→ Yapılacak işler
A – Altılı Masa metnine göre aşağıdaki soruları yanıtlayın:
(i) İlk Altılı Masa toplantısı hangi tarihte yapılacak?
(ii) Altı lider de kabul ederse üçüncü toplantı hangi konu üzerinden yapılacak?
(iii) Hükümet programının tam adı nedir?
B – Aşağıdaki ifadelerin Altılı Masa metniyle uyuşup uyuşmadığını evet ya da hayır diye belirtin. Her yanıtın yanına karar verdiren sözleri metinden aynen alıntılayın.
(i) Konuşmacı, kavga edip ayrıldıklarını söylüyor.
(ii) Son iki konu masada liderlerle görüşüldü.
(iii) Dördüncü toplantı geçişin yol haritası üzerinden yapılacak.
C – Altılı Masa metnini son cümlesinden sonra aynı üslupla sürdürün.

→ Belge
::::::::
Herhangi bir sorunumuz yok. Niye görüşmeyelim. Kavga etmedik ki ayrılalım. Görüşüyoruz. Herhangi bir sorunumuz yok.

"Altı lider bir araya geleceğiz"

5 Ocak’ta ilk Altılı Masa toplantısı olacak. Daha sonra hem geçiş sürecine ilişkin hem de hükümet programının ne zaman açıklanması bekleyelim…

Takvimi belirleme konusunda, hükümet programını kabul ettikten sonra programının kamuoyu ile nasıl paylaşacağını belirleyeceğiz ve onun için bir takvim vereceğiz. O vaktimde yine büyük bir olasılıkla yine altı lider bir araya geleceğiz. İktidar olduğumuzda bunları hayata geçireceğiz diye kamuoyu ile paylaşacağız. Daha sonra Güçlendirilmiş Parlamenter Sisteme geçiş yol haritası üzerinde de durulacak. Gerekirse yine altı lider bir araya geleceğiz. Altı lider yine kamuoyuna güçlendirilmiş parlamenter sistemin geçişini kamuoyu ile paylaşacağız. Üç temel konuyu altı lider bir araya gelerek paylaştık.

Anayasa ve maddeler, şimdi hükümet programı… ‘Ortak Söylem ve Hükümet Programı’ tam adı. Bunlar için de altı liderin bir araya gelip bunu birlikte kamuoyu ile paylaşmamız lazım diye… Bu benim düşüncem. Son ikisini masada liderlerle görüşmedik. Neyi nasıl yapacağımızı kamuoyuna aktarmanın önemli olacağını düşünüyorum. Anayasayı iki kez yaptık. Bir, güçlendirilmiş parlamenter sistem ile ilgili ana ilkeleri belirledik. Meclis iç tüzüğünde ve hem diğerlerinde. Yargı bağımsızlığı gibi. Parlamentoda komisyon kurulması gibi. İkinciyi toplantıyı anayasa maddesi değişiklikleri ile ilgili yaptık. Üçüncü toplantıyı eğer altı lider de kabul ederse hükümet programı üzerinden yapacağız. Dördüncü toplantıyı da geçişin yol haritası üzerinden yapacağız.
::::::::
→ Sağlanan veriler
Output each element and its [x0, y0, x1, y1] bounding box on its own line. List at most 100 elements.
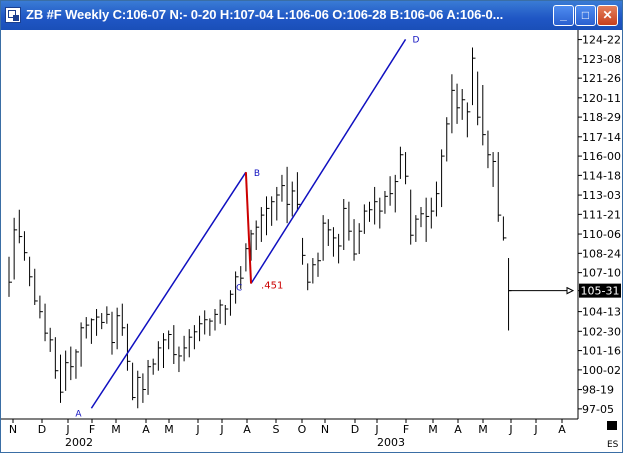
::::::::
→ Yanıtlar
A –
(i) 5 Ocak'ta.
(ii) Hükümet programı üzerinden.
(iii) "Ortak Söylem ve Hükümet Programı".

B –
(i) Hayır: "Kavga etmedik ki ayrılalım."
(ii) Hayır: "Son ikisini masada liderlerle görüşmedik."
(iii) Evet: "Dördüncü toplantıyı da geçişin yol haritası üzerinden yapacağız."

C –
Zamanlama belirli mi?

Hayır. Onu dediğim gibi altı lider bir araya geleceğiz. Ona göre belirleyeceğiz.

Kılıçdaroğlu’ndan Erdoğan’a: Kurşun askerlerini geri çek

Ekrem İmamoğlu ile ilgili yargı kararı var bunun seçimlerden önce netleşmesini bekliyor musunuz? İmamoğlu’na yönelik terör soruşturması da var. Bununla ilgili özel bir eylem planı var mı?

Erdoğan’a şu çağrıyı yapıyorum. Eğer sen gerçekten millet iradesine inanıyorsan ve güveniyorsan, kurşun askerlerini geri çek. Yani etkilediğin yargıcından bürokratına kadar hepsini bir sefer geri çek. Anayasayı süratle değiştirelim. Biz size destek vereceğiz. Derhal İstanbul Büyükşehir Belediye Başkanlığı ve İstanbul’daki bütün belediyeler için hemen seçime gidelim. Yüreği, cesareti varsa açıkça meydan okuyoruz. Madem diyor, ‘ben bunları yapabilirim’ sen yargıyı sopa olarak kullanıp bunları yapabiliyorsun. Ama millet bunun doğru olmadığını biliyor ve görüyor.

"Yüreğin yetiyorsa gel"

Demokrasiye inanıyorsan, Ekrem Bey’in yanlış bir şey yaptığını kamuoyuna deklare etmeye çalışıyorsan, onu gereksiz yere suçlamak istiyorsan. En güçlü irade milletin iradesidir o zaman gidelim milletin iradesine hemen seçimi yapalım. Yüreğin yetiyorsa gel. Aynı şeyi Yalova için de yapalım. Üç bilirkişi raporu, üçü de belediye Başkanlığı lehine. Hala göreve başlatmıyorlar. Cumhuriyet tarihinde bir ilktir. Bilirkişi raporuyla ilgili, bilirkişi hakkında suç duyurusunda bulunuldu. ‘Niçin böyle bir rapor verdin’ diye. Hukukun askıya alındığı, yargının işlemediği bir dönemdir. Tek güvencemiz milletin iradesidir. Eğer sen de milletin iradesine saygı duyuyorsan gel hemen derhal yerel seçimleri yapalım. Derhal.

"Sağduyulu bir şekilde hareket edeceğiz, aday kazanacak"

Siz masanın dağılacağına dair hiç endişe duydunuz mu? Seçim gününe kadar ‘Bu masayı ayakta tutabileceğim’ diyor musunuz?

6’lı masa niye dağılsın? Dağılması için Erdoğan her türlü şeyi yapıyor. Onun havuz medyası da dâhil olmak üzere. ‘Dağıldı’, ‘dağılacak’ ‘HDP masanın altında, üstünde’ bunların hiçbirine inanmayın. Anayasayı süratle değiştirelim. Niye dağıtalım 6’lı masayı. Hepimiz demokrasi istemiyor muyuz? 6 liderin göstereceği aday kazanacak. Kimi gösterirse. Sağduyulu biçimde hareket edeceğiz. Bu aday kazanacak.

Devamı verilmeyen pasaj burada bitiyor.